Copy out every line containing the word "this".

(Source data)

◇ ◇ ◇ ◇ ◇ ◇ ◇

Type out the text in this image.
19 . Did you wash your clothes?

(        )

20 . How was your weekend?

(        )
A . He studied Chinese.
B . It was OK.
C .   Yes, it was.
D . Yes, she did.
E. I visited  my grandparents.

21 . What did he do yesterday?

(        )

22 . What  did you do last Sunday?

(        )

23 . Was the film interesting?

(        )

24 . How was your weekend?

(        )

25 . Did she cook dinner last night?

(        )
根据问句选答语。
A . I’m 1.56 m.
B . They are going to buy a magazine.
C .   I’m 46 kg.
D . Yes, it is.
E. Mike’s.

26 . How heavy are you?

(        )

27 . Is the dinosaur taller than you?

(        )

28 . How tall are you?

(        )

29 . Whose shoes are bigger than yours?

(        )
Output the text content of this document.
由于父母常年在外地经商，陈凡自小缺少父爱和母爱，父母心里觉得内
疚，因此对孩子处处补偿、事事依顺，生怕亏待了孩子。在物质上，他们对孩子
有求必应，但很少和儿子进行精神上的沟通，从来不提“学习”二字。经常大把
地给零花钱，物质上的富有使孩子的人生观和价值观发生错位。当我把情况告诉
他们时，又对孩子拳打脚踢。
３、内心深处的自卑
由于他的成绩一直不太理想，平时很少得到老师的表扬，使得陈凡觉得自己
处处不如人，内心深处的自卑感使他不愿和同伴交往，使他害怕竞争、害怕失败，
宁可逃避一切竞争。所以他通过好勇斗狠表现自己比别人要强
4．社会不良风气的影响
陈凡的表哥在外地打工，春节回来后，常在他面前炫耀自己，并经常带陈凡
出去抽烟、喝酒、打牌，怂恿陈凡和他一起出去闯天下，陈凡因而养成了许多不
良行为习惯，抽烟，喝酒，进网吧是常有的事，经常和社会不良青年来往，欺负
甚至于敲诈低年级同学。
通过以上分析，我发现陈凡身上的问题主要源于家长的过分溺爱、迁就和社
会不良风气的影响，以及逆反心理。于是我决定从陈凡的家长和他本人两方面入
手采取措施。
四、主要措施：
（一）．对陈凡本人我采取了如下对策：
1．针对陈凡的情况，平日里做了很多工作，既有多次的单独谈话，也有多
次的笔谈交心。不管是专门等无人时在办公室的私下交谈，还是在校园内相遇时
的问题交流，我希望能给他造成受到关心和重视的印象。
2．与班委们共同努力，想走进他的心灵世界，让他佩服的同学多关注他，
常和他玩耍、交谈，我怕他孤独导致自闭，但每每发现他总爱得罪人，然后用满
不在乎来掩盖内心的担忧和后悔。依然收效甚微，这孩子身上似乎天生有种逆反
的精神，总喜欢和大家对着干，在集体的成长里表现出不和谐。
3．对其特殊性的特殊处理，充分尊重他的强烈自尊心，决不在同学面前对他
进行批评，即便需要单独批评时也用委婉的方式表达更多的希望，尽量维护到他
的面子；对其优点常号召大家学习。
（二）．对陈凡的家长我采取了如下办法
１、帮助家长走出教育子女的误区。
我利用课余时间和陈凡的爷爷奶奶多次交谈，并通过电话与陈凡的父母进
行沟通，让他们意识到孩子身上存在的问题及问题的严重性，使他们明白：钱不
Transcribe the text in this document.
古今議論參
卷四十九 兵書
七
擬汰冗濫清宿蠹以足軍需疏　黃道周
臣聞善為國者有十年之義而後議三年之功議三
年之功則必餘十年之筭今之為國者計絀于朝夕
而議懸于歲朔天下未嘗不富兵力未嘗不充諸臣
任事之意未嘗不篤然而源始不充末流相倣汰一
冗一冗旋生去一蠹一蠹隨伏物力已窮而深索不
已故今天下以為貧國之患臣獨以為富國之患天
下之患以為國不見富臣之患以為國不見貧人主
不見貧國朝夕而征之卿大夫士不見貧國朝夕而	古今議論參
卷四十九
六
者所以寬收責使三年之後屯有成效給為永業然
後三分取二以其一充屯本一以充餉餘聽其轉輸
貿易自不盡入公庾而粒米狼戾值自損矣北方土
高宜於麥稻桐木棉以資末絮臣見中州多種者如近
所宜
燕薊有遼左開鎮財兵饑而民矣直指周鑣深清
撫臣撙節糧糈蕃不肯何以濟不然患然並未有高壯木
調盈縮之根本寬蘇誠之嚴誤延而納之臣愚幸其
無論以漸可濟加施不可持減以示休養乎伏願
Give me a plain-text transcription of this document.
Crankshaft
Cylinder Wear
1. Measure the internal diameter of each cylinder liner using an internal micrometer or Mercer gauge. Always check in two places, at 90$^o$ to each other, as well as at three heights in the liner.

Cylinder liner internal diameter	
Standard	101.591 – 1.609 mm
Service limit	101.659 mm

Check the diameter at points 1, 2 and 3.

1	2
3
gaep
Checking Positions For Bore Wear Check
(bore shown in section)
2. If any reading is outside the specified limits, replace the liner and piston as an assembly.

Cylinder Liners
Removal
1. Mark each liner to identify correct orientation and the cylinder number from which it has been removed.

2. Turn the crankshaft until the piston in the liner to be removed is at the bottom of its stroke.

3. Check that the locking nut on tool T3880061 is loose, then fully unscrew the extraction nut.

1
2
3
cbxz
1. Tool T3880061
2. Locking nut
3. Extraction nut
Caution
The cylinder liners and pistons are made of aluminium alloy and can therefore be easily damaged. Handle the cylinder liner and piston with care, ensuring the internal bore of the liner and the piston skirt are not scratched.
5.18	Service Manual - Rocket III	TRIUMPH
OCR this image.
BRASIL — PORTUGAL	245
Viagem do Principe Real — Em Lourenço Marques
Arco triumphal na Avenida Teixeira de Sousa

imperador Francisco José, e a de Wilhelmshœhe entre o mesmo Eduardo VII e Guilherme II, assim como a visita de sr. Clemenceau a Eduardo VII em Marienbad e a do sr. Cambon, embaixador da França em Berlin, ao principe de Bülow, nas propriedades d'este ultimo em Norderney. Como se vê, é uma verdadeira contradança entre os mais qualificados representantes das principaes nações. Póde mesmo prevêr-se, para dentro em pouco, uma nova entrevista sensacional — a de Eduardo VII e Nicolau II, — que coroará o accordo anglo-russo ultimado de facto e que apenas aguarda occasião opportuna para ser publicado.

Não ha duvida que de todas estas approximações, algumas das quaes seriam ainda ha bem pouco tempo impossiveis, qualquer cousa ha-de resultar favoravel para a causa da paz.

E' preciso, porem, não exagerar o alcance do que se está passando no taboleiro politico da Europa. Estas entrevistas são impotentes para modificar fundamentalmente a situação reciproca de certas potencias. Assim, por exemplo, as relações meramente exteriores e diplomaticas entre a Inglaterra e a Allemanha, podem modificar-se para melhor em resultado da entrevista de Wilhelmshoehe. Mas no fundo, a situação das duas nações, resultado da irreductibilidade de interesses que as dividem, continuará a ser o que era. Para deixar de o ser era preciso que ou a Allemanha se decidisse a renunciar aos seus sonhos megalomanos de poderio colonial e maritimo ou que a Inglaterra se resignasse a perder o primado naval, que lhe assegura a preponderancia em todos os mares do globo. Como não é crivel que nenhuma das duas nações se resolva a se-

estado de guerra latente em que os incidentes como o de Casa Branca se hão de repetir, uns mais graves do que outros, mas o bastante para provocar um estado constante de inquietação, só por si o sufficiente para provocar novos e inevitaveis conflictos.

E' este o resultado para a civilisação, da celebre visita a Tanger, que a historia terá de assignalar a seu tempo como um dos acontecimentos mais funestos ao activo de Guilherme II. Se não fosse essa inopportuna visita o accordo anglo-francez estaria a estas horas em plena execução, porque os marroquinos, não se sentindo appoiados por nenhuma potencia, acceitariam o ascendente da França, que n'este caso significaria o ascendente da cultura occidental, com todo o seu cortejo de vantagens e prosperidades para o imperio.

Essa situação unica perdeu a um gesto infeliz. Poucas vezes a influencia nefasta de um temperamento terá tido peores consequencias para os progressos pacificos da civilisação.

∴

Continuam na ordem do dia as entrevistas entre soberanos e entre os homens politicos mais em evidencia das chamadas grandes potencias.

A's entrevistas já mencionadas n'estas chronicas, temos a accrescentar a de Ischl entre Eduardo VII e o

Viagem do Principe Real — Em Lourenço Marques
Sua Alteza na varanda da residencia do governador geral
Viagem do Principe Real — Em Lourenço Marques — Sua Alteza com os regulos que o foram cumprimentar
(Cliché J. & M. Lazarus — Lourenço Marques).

◇ ◇ ◇ ◇ ◇ ◇ ◇

◆ CORRECT RESULT
Type out the text in this image.
Output the text content of this document.
Transcribe the text in this document.
Give me a plain-text transcription of this document.
OCR this image.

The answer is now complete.